**WHAT YOU NEED TO DO**
Give the entries back exactly, dropping each image.

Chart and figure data
>>

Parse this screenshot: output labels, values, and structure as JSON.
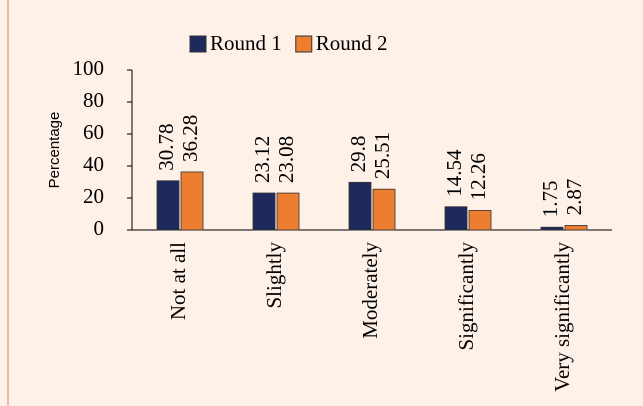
{
  "chart_data": {
    "type": "bar",
    "categories": [
      "Not at all",
      "Slightly",
      "Moderately",
      "Significantly",
      "Very significantly"
    ],
    "series": [
      {
        "name": "Round 1",
        "color": "#1f2a5c",
        "values": [
          30.78,
          23.12,
          29.8,
          14.54,
          1.75
        ]
      },
      {
        "name": "Round 2",
        "color": "#ed7d31",
        "values": [
          36.28,
          23.08,
          25.51,
          12.26,
          2.87
        ]
      }
    ],
    "ylabel": "Percentage",
    "ylim": [
      0,
      100
    ],
    "yticks": [
      0,
      20,
      40,
      60,
      80,
      100
    ]
  }
}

<<

**ANSWER IN FULL**
Parse this screenshot: output labels, values, and structure as JSON.
{
  "chart_data": {
    "type": "bar",
    "categories": [
      "Not at all",
      "Slightly",
      "Moderately",
      "Significantly",
      "Very significantly"
    ],
    "series": [
      {
        "name": "Round 1",
        "color": "#1f2a5c",
        "values": [
          30.78,
          23.12,
          29.8,
          14.54,
          1.75
        ]
      },
      {
        "name": "Round 2",
        "color": "#ed7d31",
        "values": [
          36.28,
          23.08,
          25.51,
          12.26,
          2.87
        ]
      }
    ],
    "ylabel": "Percentage",
    "ylim": [
      0,
      100
    ],
    "yticks": [
      0,
      20,
      40,
      60,
      80,
      100
    ]
  }
}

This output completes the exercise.